▸ Goal:
Identify the lines bearing the string "wavelength" and gather them.

▸ Data to process:
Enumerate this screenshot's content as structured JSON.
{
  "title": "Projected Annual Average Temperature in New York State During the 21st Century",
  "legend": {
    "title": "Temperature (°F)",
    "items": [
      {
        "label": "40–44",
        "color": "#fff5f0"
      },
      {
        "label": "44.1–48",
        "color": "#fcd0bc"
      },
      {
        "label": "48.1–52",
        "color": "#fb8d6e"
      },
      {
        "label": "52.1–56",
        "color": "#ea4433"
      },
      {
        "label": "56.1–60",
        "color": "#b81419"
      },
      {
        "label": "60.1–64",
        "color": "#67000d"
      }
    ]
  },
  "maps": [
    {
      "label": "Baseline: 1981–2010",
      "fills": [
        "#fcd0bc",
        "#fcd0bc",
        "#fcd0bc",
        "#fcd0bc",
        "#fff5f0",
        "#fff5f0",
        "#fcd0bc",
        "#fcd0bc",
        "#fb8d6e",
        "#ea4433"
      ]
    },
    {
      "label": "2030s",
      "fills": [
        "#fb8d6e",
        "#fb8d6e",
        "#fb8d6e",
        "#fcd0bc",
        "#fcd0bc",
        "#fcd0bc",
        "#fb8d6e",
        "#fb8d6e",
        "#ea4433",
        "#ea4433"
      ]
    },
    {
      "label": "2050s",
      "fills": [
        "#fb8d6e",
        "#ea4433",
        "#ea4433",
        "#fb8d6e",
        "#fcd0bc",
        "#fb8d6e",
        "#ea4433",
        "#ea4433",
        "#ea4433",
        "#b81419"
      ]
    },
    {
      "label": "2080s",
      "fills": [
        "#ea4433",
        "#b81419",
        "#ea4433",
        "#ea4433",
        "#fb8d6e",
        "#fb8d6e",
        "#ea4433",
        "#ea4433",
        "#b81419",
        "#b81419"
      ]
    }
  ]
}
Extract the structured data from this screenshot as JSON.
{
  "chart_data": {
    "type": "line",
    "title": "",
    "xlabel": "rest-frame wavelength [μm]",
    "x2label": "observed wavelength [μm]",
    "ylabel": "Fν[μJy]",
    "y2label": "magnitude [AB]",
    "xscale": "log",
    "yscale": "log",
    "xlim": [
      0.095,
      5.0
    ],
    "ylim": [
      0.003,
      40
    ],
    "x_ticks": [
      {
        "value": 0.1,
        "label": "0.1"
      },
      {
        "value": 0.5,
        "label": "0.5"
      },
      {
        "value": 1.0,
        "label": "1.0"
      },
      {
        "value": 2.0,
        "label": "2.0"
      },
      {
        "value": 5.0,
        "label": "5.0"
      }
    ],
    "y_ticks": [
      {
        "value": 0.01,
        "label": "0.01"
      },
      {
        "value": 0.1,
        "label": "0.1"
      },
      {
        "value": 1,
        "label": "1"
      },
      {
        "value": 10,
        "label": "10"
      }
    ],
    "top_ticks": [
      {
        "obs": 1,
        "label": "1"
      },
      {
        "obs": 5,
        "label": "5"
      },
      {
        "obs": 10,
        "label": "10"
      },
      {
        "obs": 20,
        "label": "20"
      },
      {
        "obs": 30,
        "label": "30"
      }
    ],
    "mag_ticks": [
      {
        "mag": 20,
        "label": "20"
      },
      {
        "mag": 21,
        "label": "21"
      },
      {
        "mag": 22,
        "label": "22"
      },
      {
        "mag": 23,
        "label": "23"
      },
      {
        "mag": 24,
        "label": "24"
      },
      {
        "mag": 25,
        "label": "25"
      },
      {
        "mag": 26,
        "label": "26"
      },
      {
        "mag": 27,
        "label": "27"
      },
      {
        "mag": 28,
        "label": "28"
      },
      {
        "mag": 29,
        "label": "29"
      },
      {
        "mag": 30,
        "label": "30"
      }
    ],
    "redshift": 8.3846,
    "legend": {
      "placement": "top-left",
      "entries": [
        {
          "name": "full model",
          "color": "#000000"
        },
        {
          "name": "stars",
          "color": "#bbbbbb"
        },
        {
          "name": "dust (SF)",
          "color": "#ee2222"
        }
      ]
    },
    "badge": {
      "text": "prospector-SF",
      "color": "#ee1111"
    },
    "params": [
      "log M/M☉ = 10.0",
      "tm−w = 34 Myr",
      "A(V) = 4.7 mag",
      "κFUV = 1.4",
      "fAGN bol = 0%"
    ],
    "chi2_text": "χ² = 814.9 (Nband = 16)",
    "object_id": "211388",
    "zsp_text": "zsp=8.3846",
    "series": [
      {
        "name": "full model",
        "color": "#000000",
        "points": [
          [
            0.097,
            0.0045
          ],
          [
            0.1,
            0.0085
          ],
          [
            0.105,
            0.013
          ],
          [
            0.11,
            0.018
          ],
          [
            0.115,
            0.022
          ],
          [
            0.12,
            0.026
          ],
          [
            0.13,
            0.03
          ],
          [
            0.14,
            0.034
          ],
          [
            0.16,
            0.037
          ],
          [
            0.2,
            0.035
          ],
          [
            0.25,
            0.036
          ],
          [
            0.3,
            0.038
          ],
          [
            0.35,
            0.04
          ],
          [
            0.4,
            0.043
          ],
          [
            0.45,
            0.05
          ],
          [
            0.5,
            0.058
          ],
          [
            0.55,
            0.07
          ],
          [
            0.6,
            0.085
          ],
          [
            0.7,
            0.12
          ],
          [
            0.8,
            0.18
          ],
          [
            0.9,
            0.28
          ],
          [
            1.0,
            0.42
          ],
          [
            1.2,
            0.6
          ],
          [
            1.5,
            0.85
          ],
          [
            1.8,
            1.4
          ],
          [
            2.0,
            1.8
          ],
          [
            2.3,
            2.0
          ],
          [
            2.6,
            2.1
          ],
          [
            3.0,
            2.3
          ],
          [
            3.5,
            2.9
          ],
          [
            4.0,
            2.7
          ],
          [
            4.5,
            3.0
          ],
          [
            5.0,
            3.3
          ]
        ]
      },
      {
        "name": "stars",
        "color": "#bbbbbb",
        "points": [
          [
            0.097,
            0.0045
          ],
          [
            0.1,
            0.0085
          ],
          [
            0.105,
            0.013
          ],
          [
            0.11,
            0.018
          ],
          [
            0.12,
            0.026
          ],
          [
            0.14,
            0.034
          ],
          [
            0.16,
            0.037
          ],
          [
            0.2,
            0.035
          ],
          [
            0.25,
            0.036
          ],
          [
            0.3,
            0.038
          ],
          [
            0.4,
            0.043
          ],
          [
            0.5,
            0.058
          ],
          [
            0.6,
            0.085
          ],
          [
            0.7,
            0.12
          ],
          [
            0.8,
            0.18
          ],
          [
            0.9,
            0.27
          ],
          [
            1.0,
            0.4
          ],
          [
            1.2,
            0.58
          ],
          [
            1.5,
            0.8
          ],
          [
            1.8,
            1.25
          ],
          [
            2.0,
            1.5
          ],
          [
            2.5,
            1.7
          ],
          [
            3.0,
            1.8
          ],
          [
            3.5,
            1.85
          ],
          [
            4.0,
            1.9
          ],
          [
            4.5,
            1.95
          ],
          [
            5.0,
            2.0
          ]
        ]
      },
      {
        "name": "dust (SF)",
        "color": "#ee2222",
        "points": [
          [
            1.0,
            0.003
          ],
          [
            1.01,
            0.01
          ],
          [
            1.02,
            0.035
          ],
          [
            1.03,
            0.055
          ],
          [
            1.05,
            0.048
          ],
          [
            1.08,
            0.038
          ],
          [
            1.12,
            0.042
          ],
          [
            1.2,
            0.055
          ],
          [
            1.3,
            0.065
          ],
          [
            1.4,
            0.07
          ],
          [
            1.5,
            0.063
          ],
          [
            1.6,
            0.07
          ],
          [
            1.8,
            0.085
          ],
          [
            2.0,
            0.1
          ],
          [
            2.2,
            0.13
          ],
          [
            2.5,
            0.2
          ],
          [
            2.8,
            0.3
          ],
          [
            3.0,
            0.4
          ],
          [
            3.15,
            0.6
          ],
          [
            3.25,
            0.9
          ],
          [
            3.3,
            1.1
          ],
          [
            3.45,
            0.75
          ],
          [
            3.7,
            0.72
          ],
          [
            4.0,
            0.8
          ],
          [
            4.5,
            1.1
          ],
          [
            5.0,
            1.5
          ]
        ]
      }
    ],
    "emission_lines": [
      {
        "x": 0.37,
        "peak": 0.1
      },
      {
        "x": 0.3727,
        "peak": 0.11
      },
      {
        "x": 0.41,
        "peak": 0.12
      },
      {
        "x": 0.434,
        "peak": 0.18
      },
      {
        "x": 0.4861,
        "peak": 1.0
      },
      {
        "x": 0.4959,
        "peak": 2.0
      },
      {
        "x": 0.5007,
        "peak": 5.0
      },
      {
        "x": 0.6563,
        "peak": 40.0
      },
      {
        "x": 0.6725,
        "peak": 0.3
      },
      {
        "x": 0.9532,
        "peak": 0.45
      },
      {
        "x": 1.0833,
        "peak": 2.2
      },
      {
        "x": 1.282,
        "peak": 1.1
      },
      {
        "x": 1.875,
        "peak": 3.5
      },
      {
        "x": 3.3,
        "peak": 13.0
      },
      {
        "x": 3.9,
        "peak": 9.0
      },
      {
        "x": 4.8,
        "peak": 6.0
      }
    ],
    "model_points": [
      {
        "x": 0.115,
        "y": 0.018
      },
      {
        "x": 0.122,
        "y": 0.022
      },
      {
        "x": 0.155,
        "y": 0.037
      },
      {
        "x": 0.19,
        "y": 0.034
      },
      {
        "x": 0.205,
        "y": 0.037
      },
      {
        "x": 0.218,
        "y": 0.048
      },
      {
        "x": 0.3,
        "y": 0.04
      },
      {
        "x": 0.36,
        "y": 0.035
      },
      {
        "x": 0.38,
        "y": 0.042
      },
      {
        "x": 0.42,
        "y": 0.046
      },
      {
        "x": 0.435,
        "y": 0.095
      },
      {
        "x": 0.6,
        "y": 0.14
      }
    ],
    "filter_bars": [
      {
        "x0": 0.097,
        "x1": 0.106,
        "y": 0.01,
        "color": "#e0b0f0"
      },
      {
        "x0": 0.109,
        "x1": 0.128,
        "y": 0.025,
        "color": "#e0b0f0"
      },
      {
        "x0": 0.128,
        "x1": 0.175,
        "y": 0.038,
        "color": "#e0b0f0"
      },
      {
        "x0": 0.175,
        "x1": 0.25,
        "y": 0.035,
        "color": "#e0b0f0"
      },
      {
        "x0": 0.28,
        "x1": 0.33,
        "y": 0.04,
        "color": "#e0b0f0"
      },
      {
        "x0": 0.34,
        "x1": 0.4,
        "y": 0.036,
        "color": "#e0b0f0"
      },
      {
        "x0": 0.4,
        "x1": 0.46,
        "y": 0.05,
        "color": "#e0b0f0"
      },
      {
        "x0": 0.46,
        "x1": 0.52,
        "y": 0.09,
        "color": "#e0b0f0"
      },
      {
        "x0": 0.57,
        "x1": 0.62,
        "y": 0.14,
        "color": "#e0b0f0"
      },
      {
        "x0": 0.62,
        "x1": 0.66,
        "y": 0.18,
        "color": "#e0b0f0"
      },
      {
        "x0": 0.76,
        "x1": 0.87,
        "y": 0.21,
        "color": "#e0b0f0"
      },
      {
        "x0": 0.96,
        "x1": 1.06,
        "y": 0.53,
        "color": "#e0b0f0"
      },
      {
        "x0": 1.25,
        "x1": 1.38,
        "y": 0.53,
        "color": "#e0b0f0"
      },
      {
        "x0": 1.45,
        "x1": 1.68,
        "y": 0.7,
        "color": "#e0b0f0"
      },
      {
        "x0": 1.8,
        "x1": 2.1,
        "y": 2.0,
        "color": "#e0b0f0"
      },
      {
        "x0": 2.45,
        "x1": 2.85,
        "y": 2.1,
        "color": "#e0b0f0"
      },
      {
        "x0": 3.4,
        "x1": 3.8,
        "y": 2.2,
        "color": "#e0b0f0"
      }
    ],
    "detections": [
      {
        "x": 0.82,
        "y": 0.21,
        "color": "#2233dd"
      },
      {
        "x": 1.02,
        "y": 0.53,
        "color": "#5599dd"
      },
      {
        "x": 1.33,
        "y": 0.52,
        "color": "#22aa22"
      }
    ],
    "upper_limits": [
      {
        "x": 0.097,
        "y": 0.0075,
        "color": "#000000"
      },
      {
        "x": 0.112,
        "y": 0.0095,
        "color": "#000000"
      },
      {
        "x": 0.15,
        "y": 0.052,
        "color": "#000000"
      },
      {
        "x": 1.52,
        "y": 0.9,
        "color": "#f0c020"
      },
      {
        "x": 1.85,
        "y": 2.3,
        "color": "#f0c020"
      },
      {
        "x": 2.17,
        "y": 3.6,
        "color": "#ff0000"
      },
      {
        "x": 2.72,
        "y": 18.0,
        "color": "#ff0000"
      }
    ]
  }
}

▸ Written answer:
    "xlabel": "rest-frame wavelength [μm]",
    "x2label": "observed wavelength [μm]",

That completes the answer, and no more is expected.